**AIM OF THE EXERCISE**
Count how many lines of the data include "الدراسة". The answer is that number and nothing else.

# # # #

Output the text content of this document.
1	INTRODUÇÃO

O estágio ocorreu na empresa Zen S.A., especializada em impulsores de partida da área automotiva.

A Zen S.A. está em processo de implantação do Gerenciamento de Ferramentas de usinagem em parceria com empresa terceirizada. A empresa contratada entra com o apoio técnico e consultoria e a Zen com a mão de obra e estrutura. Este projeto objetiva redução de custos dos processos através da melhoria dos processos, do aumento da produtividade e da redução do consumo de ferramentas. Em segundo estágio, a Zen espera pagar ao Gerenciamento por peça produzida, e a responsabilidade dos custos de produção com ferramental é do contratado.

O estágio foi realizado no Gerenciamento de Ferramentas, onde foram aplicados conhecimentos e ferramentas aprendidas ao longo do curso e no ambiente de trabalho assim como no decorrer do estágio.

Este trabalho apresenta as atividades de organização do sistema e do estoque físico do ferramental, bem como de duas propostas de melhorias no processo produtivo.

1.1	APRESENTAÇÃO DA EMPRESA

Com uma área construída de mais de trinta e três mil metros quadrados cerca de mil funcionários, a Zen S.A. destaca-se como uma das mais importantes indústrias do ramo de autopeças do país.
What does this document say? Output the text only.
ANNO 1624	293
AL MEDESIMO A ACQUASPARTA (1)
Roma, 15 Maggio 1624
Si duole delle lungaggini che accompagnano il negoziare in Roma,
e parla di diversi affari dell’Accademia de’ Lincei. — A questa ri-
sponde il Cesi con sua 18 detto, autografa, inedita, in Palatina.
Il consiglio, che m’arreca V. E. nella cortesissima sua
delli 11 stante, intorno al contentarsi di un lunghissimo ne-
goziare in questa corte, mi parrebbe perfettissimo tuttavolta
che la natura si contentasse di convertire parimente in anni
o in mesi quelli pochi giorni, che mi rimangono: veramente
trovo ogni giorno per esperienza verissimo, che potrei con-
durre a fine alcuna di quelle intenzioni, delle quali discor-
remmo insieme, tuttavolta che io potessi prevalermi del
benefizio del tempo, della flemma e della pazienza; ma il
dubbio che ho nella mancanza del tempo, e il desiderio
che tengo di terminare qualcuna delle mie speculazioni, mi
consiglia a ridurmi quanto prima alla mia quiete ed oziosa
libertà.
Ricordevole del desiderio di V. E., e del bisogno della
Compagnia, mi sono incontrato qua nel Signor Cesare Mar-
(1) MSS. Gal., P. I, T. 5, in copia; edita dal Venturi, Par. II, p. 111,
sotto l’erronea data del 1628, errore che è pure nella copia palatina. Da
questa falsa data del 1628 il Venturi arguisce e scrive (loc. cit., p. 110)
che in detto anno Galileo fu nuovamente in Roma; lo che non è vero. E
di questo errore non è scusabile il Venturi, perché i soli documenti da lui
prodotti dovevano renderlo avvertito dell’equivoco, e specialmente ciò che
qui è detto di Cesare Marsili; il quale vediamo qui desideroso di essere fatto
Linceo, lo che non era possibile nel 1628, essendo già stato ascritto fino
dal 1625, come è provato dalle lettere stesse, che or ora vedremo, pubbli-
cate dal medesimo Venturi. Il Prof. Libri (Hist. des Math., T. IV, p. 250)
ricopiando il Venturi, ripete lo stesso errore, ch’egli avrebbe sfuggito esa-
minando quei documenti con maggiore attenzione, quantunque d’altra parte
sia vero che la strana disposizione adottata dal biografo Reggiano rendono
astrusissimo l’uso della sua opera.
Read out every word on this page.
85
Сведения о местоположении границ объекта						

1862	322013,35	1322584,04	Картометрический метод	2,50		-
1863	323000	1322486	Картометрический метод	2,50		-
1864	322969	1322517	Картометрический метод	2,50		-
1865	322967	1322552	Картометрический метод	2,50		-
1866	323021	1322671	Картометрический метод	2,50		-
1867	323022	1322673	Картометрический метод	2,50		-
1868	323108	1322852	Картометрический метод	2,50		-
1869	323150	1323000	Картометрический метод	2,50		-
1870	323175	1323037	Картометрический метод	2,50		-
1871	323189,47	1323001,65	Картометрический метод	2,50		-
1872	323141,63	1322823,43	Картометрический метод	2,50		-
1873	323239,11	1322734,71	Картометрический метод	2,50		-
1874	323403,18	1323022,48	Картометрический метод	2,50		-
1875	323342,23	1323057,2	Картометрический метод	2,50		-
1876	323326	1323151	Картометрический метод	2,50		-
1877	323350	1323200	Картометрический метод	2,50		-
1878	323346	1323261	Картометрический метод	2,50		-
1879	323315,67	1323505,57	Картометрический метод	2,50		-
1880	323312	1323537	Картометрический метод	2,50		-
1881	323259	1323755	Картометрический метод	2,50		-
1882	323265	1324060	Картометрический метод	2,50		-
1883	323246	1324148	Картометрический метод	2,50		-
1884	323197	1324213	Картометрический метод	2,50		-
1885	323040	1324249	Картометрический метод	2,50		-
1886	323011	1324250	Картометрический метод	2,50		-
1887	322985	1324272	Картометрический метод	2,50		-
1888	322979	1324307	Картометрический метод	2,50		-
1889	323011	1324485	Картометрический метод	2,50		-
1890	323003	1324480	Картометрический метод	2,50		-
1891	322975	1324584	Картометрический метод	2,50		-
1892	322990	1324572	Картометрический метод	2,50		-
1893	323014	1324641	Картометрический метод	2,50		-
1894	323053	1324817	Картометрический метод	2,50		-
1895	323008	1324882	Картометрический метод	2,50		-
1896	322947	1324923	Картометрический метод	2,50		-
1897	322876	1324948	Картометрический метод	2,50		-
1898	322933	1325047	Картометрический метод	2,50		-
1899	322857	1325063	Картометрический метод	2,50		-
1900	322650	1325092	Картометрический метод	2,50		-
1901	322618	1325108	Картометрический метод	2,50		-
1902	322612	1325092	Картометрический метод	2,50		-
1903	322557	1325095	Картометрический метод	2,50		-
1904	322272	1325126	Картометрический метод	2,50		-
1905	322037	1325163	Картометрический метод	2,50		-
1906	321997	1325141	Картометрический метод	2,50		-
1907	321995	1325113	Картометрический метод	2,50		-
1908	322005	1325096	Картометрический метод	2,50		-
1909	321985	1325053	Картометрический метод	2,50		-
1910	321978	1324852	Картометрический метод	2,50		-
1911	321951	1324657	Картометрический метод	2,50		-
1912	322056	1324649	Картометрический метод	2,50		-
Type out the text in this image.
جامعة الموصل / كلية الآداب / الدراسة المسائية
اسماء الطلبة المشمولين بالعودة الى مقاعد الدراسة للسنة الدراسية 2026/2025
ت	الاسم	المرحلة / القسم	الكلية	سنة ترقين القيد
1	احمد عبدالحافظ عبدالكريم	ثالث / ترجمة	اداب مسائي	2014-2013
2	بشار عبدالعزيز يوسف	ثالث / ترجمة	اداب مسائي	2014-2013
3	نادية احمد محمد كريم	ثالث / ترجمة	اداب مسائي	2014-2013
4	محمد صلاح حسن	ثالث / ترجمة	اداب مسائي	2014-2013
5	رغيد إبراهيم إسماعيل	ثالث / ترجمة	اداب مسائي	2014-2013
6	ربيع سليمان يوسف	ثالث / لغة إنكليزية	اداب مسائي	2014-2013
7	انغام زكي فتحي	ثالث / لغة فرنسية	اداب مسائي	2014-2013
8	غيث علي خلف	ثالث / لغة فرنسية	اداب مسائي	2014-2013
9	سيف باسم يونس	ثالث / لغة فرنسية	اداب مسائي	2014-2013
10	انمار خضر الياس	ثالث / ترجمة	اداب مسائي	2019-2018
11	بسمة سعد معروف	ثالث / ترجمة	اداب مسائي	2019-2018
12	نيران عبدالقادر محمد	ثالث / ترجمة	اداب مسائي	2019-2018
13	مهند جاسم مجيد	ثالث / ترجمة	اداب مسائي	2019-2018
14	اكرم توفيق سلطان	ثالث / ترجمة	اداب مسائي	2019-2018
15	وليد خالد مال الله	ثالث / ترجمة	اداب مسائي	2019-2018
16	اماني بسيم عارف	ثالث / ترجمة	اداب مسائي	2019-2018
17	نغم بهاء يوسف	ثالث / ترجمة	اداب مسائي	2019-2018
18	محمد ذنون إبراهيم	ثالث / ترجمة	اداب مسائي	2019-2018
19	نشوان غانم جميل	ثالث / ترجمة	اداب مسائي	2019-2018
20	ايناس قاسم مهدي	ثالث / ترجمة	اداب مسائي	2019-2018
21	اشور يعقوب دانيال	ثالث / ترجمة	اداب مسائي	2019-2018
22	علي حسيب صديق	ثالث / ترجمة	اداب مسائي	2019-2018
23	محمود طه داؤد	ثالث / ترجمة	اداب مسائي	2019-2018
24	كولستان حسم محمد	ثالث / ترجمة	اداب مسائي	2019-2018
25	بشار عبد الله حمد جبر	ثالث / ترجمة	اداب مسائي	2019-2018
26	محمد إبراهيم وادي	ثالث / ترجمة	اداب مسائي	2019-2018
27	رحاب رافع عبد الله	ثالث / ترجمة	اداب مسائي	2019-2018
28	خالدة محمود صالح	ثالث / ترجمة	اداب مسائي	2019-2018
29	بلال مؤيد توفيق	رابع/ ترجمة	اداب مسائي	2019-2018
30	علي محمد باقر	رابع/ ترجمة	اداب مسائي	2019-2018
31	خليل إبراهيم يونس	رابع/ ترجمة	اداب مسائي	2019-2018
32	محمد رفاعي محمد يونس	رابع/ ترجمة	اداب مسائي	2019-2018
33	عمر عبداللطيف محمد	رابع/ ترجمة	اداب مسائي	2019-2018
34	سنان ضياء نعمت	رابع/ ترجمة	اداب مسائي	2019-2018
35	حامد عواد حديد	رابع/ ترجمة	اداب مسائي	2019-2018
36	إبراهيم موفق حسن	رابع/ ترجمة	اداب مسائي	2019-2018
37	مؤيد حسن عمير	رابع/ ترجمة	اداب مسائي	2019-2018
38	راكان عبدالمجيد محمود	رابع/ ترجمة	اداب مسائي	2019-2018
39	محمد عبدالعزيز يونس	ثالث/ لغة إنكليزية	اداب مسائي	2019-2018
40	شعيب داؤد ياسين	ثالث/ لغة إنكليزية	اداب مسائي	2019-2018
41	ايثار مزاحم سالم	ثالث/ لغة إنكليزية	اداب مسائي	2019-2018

# # # #

**WRITTEN RESPONSE**
2